__SHORT TASK__.
Identify the lines that contain the string "数据中提取要显示的信息", then copy each of them.

===== RECORDS FOR THIS TASK =====

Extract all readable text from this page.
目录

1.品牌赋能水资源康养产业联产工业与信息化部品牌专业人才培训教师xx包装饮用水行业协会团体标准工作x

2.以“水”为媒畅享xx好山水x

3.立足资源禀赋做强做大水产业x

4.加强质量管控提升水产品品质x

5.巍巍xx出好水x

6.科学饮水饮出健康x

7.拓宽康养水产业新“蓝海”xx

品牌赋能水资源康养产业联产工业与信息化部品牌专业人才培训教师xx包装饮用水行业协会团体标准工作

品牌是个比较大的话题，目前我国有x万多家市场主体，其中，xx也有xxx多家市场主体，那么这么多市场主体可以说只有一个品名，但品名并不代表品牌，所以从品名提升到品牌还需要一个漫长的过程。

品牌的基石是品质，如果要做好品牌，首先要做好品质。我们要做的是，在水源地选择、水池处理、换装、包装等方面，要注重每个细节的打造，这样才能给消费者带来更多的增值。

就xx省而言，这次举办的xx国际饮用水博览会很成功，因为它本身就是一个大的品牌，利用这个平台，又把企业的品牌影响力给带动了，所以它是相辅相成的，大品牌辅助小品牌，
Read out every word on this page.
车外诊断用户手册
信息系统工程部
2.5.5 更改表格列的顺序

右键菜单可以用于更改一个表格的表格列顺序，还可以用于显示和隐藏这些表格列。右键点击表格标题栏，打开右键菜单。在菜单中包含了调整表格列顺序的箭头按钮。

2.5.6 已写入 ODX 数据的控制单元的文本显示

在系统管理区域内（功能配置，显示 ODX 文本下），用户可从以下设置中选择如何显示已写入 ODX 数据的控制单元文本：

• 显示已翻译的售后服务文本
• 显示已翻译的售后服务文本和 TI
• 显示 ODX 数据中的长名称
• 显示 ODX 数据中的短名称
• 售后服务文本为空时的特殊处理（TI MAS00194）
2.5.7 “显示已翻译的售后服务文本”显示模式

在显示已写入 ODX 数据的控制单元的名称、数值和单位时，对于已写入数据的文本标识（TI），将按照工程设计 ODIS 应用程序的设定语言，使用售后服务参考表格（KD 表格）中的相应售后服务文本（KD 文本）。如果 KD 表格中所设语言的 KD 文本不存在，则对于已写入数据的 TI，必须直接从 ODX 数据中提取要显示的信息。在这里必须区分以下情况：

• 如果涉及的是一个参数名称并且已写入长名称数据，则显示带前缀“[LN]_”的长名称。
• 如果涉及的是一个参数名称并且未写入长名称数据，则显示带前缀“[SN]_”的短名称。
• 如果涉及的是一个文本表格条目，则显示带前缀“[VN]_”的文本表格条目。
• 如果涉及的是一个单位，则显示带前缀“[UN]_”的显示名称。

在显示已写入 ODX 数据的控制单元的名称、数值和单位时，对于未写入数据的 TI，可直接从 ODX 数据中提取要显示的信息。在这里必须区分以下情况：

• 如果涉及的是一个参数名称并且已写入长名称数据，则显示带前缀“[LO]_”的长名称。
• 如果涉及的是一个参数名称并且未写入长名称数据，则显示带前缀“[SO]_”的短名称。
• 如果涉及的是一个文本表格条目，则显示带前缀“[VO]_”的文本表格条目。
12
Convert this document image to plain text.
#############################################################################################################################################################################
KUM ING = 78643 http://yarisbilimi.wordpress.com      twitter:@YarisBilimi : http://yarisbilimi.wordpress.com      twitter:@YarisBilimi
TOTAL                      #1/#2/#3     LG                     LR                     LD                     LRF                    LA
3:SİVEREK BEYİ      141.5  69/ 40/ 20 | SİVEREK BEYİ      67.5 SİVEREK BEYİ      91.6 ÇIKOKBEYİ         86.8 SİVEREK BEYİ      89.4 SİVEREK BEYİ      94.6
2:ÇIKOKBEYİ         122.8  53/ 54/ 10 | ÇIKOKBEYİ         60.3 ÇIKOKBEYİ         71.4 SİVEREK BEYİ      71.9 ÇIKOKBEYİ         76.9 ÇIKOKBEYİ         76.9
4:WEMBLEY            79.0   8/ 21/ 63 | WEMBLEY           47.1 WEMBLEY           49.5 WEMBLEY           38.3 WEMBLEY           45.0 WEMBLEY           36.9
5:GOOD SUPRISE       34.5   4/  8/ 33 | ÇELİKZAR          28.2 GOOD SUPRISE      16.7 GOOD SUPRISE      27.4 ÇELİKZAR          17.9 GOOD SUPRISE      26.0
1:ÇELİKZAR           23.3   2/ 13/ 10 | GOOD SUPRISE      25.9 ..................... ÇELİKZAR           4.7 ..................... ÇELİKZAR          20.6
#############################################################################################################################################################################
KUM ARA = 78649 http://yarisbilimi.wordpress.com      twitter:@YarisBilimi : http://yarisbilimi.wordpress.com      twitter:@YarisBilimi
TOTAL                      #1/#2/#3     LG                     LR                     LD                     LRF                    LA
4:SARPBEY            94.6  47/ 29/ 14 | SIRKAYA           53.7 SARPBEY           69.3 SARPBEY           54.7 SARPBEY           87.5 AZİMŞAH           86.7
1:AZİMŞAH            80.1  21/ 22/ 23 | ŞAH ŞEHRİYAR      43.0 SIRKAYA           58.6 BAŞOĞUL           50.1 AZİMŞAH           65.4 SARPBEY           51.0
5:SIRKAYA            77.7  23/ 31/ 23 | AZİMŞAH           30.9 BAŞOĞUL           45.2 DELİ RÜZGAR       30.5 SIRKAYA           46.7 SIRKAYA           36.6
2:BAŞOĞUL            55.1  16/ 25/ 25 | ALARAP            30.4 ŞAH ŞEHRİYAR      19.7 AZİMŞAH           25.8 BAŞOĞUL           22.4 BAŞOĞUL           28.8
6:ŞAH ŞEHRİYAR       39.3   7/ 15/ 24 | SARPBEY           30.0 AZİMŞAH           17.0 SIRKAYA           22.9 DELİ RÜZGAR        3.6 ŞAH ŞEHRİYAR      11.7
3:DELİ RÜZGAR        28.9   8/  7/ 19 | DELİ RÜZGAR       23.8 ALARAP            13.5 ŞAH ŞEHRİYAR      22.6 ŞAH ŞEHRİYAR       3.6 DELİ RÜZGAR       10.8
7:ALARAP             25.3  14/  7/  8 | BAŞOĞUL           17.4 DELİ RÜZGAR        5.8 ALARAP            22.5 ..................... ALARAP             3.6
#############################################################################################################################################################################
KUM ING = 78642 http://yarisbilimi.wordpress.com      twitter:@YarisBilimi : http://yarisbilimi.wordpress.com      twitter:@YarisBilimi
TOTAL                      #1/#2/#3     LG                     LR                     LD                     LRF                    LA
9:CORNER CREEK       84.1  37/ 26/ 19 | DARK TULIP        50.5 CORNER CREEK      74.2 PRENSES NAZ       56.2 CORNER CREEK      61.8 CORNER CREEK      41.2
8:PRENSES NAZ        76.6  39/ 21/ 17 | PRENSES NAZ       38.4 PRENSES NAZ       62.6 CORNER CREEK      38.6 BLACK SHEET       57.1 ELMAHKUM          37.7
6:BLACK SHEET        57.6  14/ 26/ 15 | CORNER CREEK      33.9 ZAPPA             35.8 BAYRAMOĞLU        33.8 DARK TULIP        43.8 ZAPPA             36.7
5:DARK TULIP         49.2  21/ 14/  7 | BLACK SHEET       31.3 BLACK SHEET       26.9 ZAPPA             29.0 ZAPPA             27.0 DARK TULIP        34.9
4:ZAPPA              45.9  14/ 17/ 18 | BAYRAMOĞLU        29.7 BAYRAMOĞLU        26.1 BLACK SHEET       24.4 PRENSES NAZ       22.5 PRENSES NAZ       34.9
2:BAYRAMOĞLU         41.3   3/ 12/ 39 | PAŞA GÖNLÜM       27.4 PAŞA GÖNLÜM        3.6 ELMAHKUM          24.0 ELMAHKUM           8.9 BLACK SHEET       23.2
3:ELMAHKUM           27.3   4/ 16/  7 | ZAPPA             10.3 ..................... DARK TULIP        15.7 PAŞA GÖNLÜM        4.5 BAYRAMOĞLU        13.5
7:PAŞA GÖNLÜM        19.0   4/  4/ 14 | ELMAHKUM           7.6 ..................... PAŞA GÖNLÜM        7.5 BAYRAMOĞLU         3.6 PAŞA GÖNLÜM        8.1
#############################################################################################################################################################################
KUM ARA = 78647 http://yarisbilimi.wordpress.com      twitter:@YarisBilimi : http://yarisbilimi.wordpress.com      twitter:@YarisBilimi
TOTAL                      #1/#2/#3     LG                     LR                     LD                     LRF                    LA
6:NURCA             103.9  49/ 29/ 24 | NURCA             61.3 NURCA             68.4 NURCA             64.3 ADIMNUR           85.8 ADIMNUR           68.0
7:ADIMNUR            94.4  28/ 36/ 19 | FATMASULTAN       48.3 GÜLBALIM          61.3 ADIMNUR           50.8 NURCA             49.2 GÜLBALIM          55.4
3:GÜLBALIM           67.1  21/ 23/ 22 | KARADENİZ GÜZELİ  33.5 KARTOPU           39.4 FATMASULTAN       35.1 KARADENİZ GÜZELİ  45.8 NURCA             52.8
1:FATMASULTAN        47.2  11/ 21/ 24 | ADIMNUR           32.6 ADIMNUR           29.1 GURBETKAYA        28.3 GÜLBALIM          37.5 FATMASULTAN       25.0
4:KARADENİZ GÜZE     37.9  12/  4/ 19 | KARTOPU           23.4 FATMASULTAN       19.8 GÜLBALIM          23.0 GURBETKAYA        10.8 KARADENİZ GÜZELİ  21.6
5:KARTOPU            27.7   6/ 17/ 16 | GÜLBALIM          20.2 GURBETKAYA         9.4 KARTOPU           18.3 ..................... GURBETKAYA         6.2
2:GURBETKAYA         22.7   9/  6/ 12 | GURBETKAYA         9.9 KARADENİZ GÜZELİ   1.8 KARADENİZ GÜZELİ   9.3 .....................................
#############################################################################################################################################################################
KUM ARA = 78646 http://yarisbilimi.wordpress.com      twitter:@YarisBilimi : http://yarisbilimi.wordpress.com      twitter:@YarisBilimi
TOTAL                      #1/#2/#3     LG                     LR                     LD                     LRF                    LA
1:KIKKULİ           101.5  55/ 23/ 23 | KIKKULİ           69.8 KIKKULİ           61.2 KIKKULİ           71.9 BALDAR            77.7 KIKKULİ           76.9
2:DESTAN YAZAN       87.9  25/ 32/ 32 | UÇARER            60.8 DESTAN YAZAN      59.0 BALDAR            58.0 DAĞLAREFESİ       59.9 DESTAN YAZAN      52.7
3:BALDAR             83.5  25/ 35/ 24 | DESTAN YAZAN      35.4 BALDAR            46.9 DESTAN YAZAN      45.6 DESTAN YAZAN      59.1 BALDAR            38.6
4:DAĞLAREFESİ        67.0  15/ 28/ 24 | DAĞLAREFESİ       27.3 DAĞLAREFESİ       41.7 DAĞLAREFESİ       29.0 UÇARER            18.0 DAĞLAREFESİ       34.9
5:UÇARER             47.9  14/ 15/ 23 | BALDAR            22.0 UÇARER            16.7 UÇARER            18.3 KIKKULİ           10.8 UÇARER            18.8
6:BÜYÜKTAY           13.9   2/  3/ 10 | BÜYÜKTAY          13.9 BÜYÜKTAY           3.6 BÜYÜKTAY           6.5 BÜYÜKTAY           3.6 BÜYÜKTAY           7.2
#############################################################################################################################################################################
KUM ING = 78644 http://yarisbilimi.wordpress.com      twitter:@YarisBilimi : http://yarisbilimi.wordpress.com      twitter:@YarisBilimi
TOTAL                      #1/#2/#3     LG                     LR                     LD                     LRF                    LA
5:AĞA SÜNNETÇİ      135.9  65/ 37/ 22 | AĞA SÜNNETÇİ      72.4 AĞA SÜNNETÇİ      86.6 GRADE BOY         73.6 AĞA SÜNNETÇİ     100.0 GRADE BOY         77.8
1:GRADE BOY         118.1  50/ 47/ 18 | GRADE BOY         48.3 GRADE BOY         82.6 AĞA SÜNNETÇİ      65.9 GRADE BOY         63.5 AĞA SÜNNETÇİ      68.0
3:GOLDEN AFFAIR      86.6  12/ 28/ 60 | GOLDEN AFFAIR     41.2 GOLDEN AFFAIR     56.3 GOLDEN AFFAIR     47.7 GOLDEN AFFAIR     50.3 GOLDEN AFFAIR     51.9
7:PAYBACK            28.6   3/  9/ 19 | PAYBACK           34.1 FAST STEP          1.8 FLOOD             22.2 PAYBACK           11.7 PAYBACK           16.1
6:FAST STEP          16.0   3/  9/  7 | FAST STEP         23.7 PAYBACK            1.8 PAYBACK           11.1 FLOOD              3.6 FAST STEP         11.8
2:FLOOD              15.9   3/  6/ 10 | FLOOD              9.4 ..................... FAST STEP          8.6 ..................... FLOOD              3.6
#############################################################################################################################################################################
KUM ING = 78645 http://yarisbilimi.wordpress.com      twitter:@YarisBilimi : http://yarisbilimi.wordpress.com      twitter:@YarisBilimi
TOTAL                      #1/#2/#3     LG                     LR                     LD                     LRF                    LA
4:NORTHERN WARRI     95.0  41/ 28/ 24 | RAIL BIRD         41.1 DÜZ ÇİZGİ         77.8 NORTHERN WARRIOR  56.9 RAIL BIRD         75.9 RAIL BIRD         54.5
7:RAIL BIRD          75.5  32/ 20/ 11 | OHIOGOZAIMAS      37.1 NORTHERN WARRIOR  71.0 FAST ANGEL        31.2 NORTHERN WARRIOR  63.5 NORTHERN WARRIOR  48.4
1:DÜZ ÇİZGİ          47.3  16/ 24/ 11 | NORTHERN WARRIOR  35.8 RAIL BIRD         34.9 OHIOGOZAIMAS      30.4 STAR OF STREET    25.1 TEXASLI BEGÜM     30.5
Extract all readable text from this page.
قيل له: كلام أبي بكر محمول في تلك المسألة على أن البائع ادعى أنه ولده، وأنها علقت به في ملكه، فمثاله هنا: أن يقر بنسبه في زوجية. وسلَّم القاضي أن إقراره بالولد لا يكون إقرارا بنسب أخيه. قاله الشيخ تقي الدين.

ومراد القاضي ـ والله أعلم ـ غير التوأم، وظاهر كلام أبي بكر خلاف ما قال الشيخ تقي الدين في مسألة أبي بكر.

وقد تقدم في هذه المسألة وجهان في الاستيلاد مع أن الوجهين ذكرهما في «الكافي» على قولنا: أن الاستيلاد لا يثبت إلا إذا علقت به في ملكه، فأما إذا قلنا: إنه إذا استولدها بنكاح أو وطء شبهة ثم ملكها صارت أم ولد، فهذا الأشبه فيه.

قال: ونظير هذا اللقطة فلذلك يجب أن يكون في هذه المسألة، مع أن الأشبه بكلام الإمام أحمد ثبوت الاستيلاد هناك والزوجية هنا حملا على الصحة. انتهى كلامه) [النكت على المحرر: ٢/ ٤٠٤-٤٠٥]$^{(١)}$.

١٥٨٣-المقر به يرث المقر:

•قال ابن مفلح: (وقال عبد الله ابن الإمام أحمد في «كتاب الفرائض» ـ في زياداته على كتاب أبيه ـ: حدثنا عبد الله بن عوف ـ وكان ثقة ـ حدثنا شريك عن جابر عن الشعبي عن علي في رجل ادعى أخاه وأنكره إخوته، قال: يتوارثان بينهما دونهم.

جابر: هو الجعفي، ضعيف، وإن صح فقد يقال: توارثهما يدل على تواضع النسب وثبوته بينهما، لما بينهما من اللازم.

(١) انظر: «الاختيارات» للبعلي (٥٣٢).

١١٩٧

=====

__RESULT BELOW__.
在显示已写入 ODX 数据的控制单元的名称、数值和单位时，对于已写入数据的文本标识（TI），将按照工程设计 ODIS 应用程序的设定语言，使用售后服务参考表格（KD 表格）中的相应售后服务文本（KD 文本）。如果 KD 表格中所设语言的 KD 文本不存在，则对于已写入数据的 TI，必须直接从 ODX 数据中提取要显示的信息。在这里必须区分以下情况：
在显示已写入 ODX 数据的控制单元的名称、数值和单位时，对于未写入数据的 TI，可直接从 ODX 数据中提取要显示的信息。在这里必须区分以下情况：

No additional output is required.